BEGIN
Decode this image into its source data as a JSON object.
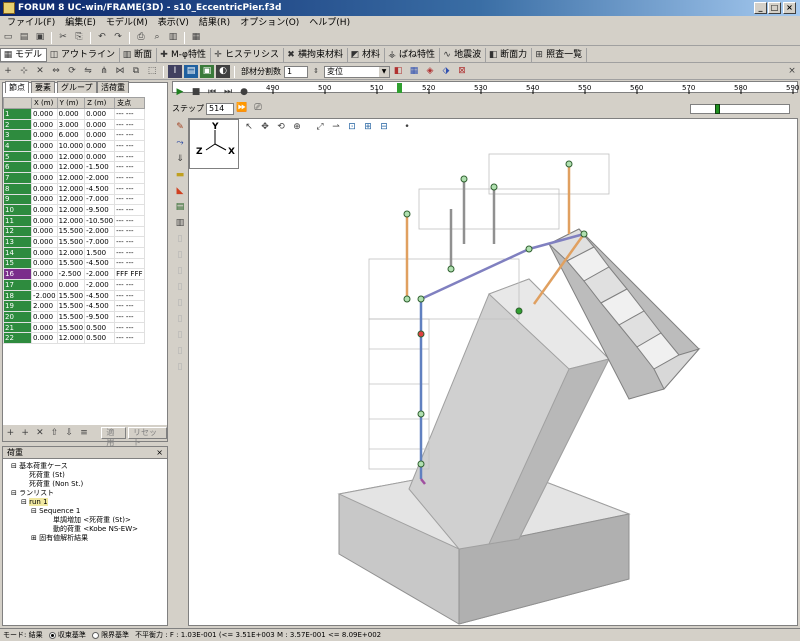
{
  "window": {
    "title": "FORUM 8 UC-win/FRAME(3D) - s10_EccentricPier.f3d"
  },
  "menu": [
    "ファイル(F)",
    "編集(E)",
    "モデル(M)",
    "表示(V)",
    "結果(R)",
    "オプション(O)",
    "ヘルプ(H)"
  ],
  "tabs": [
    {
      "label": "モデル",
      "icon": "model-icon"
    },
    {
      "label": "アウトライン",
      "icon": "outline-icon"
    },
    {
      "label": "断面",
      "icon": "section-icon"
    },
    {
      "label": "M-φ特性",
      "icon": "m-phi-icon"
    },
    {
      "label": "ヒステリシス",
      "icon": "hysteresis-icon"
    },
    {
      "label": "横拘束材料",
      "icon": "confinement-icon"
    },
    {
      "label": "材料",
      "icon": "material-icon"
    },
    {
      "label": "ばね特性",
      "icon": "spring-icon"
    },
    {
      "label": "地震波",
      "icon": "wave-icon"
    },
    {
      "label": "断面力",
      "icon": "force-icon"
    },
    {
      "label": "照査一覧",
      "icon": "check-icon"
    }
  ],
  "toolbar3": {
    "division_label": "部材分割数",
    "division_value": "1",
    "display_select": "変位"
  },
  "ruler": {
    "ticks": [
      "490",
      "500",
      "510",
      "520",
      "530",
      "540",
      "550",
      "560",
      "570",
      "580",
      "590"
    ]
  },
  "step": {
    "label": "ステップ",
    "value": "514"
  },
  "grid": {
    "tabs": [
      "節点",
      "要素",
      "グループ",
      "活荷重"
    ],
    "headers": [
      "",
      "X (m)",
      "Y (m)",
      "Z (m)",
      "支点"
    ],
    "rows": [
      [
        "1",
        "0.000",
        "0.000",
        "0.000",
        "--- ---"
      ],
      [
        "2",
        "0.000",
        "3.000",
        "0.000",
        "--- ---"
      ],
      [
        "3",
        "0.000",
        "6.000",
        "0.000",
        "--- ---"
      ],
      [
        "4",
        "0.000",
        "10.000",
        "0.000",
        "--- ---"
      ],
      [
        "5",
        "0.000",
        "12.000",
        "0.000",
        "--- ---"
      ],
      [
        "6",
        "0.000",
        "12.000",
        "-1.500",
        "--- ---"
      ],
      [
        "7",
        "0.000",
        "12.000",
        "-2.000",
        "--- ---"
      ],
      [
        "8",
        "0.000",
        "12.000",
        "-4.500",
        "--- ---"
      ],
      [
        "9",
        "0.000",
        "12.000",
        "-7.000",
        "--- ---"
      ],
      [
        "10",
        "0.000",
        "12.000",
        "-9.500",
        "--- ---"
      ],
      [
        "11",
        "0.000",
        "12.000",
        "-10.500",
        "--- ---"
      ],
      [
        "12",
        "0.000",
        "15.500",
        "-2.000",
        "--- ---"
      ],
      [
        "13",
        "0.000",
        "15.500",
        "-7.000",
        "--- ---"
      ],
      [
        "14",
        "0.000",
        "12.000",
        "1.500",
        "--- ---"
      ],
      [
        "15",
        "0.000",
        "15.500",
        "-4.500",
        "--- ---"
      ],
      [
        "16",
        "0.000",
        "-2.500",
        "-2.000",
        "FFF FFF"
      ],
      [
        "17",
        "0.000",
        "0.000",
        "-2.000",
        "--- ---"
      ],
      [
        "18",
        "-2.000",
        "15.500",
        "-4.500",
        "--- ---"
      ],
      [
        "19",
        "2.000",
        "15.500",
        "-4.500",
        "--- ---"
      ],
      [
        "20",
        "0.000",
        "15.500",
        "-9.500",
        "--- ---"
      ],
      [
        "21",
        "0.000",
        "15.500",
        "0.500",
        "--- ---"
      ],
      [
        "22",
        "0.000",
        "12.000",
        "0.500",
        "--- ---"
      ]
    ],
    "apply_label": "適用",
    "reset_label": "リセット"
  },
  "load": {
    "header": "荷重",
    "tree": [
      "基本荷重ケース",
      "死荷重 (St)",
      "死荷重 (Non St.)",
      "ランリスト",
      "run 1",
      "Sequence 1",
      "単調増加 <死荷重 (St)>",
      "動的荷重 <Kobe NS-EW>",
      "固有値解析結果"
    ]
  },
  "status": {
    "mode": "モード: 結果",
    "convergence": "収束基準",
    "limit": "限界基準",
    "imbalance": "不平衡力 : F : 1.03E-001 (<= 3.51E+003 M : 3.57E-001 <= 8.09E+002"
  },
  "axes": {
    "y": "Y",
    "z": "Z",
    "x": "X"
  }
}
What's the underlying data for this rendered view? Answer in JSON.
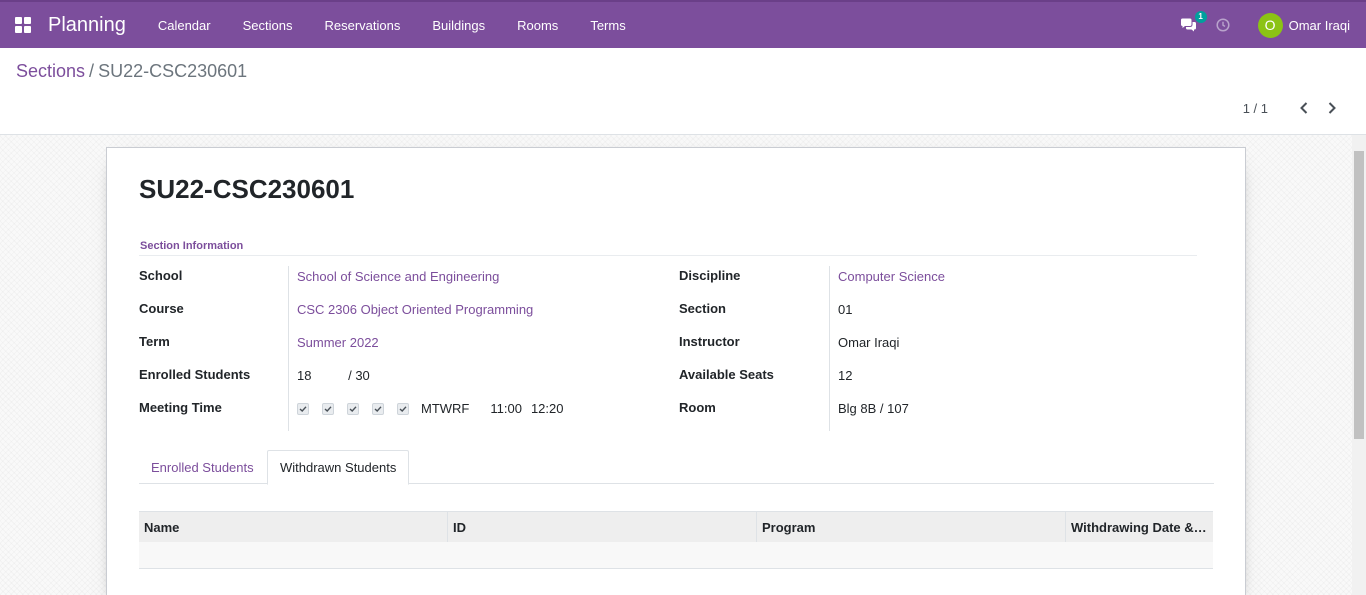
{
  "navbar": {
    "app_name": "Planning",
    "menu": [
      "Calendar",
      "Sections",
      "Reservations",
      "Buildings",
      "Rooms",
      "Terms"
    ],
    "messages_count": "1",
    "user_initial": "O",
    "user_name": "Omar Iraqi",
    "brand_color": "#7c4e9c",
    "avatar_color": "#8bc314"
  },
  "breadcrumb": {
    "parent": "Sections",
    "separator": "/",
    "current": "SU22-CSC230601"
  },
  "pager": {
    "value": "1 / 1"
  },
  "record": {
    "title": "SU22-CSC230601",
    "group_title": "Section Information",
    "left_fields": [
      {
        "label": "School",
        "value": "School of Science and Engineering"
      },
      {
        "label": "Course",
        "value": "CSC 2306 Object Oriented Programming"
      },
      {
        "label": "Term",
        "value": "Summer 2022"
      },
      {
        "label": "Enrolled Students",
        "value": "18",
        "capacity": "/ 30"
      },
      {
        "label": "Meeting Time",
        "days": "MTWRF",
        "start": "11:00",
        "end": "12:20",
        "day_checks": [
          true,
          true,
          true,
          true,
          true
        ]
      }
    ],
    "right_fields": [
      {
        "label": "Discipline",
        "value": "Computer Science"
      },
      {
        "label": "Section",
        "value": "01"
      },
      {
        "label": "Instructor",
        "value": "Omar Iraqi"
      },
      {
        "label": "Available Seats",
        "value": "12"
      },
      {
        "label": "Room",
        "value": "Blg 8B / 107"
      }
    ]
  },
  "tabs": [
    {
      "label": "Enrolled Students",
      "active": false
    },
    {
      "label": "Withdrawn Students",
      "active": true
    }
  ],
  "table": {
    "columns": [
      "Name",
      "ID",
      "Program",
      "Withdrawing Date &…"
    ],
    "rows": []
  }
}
END
Keep the pictures out of the copy and write out the data exactly as it stands.

> _Answer for this exercise_:
Decode this image into its source data as a JSON object.
{
  "window": {
    "title": "FORUM 8 UC-win/FRAME(3D) - s10_EccentricPier.f3d"
  },
  "menu": [
    "ファイル(F)",
    "編集(E)",
    "モデル(M)",
    "表示(V)",
    "結果(R)",
    "オプション(O)",
    "ヘルプ(H)"
  ],
  "tabs": [
    {
      "label": "モデル",
      "icon": "model-icon"
    },
    {
      "label": "アウトライン",
      "icon": "outline-icon"
    },
    {
      "label": "断面",
      "icon": "section-icon"
    },
    {
      "label": "M-φ特性",
      "icon": "m-phi-icon"
    },
    {
      "label": "ヒステリシス",
      "icon": "hysteresis-icon"
    },
    {
      "label": "横拘束材料",
      "icon": "confinement-icon"
    },
    {
      "label": "材料",
      "icon": "material-icon"
    },
    {
      "label": "ばね特性",
      "icon": "spring-icon"
    },
    {
      "label": "地震波",
      "icon": "wave-icon"
    },
    {
      "label": "断面力",
      "icon": "force-icon"
    },
    {
      "label": "照査一覧",
      "icon": "check-icon"
    }
  ],
  "toolbar3": {
    "division_label": "部材分割数",
    "division_value": "1",
    "display_select": "変位"
  },
  "ruler": {
    "ticks": [
      "490",
      "500",
      "510",
      "520",
      "530",
      "540",
      "550",
      "560",
      "570",
      "580",
      "590"
    ]
  },
  "step": {
    "label": "ステップ",
    "value": "514"
  },
  "grid": {
    "tabs": [
      "節点",
      "要素",
      "グループ",
      "活荷重"
    ],
    "headers": [
      "",
      "X (m)",
      "Y (m)",
      "Z (m)",
      "支点"
    ],
    "rows": [
      [
        "1",
        "0.000",
        "0.000",
        "0.000",
        "--- ---"
      ],
      [
        "2",
        "0.000",
        "3.000",
        "0.000",
        "--- ---"
      ],
      [
        "3",
        "0.000",
        "6.000",
        "0.000",
        "--- ---"
      ],
      [
        "4",
        "0.000",
        "10.000",
        "0.000",
        "--- ---"
      ],
      [
        "5",
        "0.000",
        "12.000",
        "0.000",
        "--- ---"
      ],
      [
        "6",
        "0.000",
        "12.000",
        "-1.500",
        "--- ---"
      ],
      [
        "7",
        "0.000",
        "12.000",
        "-2.000",
        "--- ---"
      ],
      [
        "8",
        "0.000",
        "12.000",
        "-4.500",
        "--- ---"
      ],
      [
        "9",
        "0.000",
        "12.000",
        "-7.000",
        "--- ---"
      ],
      [
        "10",
        "0.000",
        "12.000",
        "-9.500",
        "--- ---"
      ],
      [
        "11",
        "0.000",
        "12.000",
        "-10.500",
        "--- ---"
      ],
      [
        "12",
        "0.000",
        "15.500",
        "-2.000",
        "--- ---"
      ],
      [
        "13",
        "0.000",
        "15.500",
        "-7.000",
        "--- ---"
      ],
      [
        "14",
        "0.000",
        "12.000",
        "1.500",
        "--- ---"
      ],
      [
        "15",
        "0.000",
        "15.500",
        "-4.500",
        "--- ---"
      ],
      [
        "16",
        "0.000",
        "-2.500",
        "-2.000",
        "FFF FFF"
      ],
      [
        "17",
        "0.000",
        "0.000",
        "-2.000",
        "--- ---"
      ],
      [
        "18",
        "-2.000",
        "15.500",
        "-4.500",
        "--- ---"
      ],
      [
        "19",
        "2.000",
        "15.500",
        "-4.500",
        "--- ---"
      ],
      [
        "20",
        "0.000",
        "15.500",
        "-9.500",
        "--- ---"
      ],
      [
        "21",
        "0.000",
        "15.500",
        "0.500",
        "--- ---"
      ],
      [
        "22",
        "0.000",
        "12.000",
        "0.500",
        "--- ---"
      ]
    ],
    "apply_label": "適用",
    "reset_label": "リセット"
  },
  "load": {
    "header": "荷重",
    "tree": [
      "基本荷重ケース",
      "死荷重 (St)",
      "死荷重 (Non St.)",
      "ランリスト",
      "run 1",
      "Sequence 1",
      "単調増加 <死荷重 (St)>",
      "動的荷重 <Kobe NS-EW>",
      "固有値解析結果"
    ]
  },
  "status": {
    "mode": "モード: 結果",
    "convergence": "収束基準",
    "limit": "限界基準",
    "imbalance": "不平衡力 : F : 1.03E-001 (<= 3.51E+003 M : 3.57E-001 <= 8.09E+002"
  },
  "axes": {
    "y": "Y",
    "z": "Z",
    "x": "X"
  }
}
What's the underlying data for this rendered view? Answer in JSON.
{
  "navbar": {
    "app_name": "Planning",
    "menu": [
      "Calendar",
      "Sections",
      "Reservations",
      "Buildings",
      "Rooms",
      "Terms"
    ],
    "messages_count": "1",
    "user_initial": "O",
    "user_name": "Omar Iraqi",
    "brand_color": "#7c4e9c",
    "avatar_color": "#8bc314"
  },
  "breadcrumb": {
    "parent": "Sections",
    "separator": "/",
    "current": "SU22-CSC230601"
  },
  "pager": {
    "value": "1 / 1"
  },
  "record": {
    "title": "SU22-CSC230601",
    "group_title": "Section Information",
    "left_fields": [
      {
        "label": "School",
        "value": "School of Science and Engineering"
      },
      {
        "label": "Course",
        "value": "CSC 2306 Object Oriented Programming"
      },
      {
        "label": "Term",
        "value": "Summer 2022"
      },
      {
        "label": "Enrolled Students",
        "value": "18",
        "capacity": "/ 30"
      },
      {
        "label": "Meeting Time",
        "days": "MTWRF",
        "start": "11:00",
        "end": "12:20",
        "day_checks": [
          true,
          true,
          true,
          true,
          true
        ]
      }
    ],
    "right_fields": [
      {
        "label": "Discipline",
        "value": "Computer Science"
      },
      {
        "label": "Section",
        "value": "01"
      },
      {
        "label": "Instructor",
        "value": "Omar Iraqi"
      },
      {
        "label": "Available Seats",
        "value": "12"
      },
      {
        "label": "Room",
        "value": "Blg 8B / 107"
      }
    ]
  },
  "tabs": [
    {
      "label": "Enrolled Students",
      "active": false
    },
    {
      "label": "Withdrawn Students",
      "active": true
    }
  ],
  "table": {
    "columns": [
      "Name",
      "ID",
      "Program",
      "Withdrawing Date &…"
    ],
    "rows": []
  }
}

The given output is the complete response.